• **Task description**
Collect all the lines that mention the word "check".

— START OF Data supplied —

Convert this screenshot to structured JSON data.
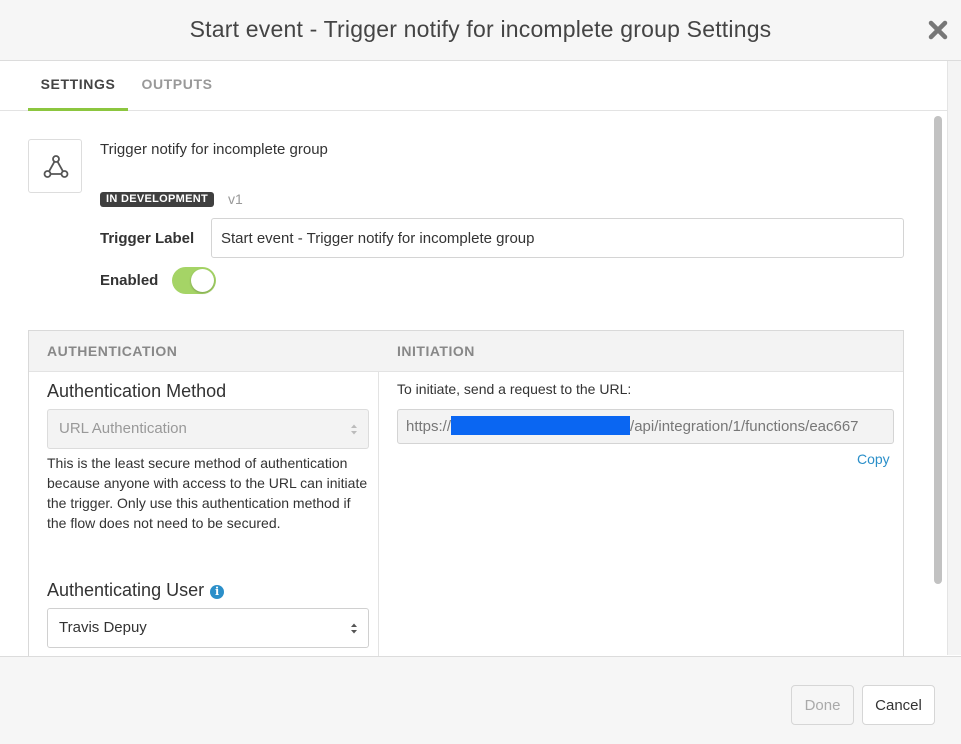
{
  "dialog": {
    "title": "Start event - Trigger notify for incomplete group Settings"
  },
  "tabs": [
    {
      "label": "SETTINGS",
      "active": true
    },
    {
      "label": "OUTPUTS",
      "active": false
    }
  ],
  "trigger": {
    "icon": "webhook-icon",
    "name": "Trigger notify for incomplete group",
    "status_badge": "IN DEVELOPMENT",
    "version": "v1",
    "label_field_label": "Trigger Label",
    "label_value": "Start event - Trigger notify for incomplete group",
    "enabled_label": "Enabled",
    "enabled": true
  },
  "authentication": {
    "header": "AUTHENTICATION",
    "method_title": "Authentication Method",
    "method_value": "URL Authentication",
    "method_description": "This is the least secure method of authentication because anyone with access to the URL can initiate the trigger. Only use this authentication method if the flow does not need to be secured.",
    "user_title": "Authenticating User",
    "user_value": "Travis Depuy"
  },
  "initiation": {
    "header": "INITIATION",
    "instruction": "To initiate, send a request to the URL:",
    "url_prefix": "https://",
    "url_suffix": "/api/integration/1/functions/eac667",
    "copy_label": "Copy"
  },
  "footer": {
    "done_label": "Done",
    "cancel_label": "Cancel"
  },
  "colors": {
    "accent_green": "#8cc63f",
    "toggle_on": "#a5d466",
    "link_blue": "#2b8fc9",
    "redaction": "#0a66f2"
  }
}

— END OF Data supplied —
— START OF Data supplied —

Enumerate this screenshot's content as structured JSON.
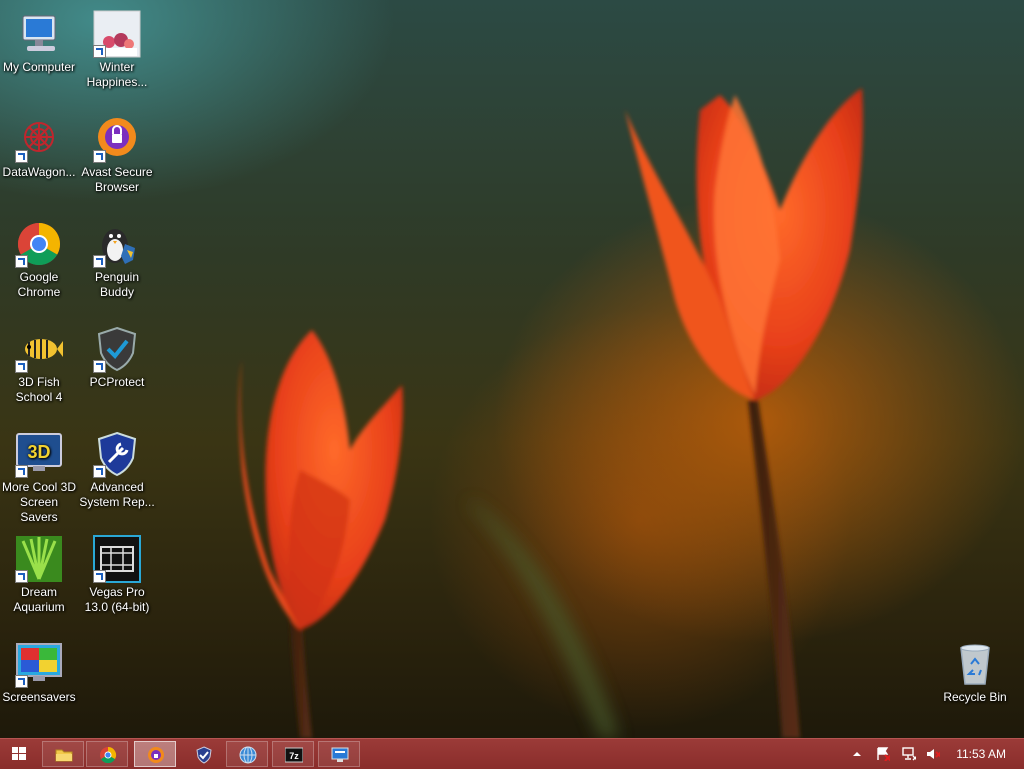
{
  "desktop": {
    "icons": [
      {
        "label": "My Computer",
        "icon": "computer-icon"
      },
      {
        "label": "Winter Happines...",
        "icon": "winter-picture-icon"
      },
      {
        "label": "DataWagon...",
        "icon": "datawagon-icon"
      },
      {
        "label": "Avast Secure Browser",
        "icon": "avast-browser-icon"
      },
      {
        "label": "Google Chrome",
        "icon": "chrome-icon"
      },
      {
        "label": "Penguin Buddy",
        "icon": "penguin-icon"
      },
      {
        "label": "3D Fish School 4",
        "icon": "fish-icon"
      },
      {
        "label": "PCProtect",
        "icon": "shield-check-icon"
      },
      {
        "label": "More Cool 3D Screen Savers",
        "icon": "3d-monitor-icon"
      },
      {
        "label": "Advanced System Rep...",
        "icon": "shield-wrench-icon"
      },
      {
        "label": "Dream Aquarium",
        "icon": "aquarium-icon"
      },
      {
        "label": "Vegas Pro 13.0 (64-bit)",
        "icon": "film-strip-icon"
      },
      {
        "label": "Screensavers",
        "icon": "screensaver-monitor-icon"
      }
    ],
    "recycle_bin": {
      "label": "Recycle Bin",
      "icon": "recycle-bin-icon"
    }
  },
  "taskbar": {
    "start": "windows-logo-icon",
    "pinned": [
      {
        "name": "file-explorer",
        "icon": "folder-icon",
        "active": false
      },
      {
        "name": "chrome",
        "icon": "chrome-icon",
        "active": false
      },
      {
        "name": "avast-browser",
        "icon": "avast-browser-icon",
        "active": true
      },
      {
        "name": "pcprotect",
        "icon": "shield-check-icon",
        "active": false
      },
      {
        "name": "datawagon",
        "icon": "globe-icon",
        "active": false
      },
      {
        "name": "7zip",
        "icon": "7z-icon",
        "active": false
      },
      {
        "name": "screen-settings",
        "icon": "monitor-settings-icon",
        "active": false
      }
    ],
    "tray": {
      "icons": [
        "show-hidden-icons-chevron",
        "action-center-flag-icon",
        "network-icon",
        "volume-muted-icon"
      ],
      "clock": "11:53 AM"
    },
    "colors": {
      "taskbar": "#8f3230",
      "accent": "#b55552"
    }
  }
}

— END OF Data supplied —
— START OF Data supplied —

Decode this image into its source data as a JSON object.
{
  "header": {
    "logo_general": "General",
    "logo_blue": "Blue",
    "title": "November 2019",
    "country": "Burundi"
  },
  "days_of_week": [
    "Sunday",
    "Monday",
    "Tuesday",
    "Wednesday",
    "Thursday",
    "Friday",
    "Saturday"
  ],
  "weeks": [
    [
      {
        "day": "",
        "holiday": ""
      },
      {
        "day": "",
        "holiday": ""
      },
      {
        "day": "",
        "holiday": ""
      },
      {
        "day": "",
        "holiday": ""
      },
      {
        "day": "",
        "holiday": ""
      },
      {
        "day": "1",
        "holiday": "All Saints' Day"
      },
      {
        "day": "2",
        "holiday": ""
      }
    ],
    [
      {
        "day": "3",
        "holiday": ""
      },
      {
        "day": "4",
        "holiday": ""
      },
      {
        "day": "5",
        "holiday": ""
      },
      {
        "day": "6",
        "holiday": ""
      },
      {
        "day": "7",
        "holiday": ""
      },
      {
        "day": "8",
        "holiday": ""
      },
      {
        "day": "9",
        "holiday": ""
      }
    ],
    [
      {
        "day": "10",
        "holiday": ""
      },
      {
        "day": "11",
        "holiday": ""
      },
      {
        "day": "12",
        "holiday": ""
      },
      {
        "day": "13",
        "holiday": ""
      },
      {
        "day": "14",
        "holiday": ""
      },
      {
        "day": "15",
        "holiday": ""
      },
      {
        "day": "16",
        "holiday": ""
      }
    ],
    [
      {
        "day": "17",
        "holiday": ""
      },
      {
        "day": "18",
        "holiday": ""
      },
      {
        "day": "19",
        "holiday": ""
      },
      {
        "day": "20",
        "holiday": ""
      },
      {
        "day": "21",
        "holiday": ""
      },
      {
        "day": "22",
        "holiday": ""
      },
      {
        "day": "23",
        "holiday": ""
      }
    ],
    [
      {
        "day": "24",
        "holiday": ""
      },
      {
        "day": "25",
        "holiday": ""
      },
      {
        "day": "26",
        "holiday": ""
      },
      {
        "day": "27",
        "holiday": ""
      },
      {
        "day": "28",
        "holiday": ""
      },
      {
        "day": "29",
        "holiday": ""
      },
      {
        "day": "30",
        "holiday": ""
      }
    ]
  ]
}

— END OF Data supplied —

• **Response to this exercise**
        "icon": "shield-check-icon"
        "icon": "shield-check-icon",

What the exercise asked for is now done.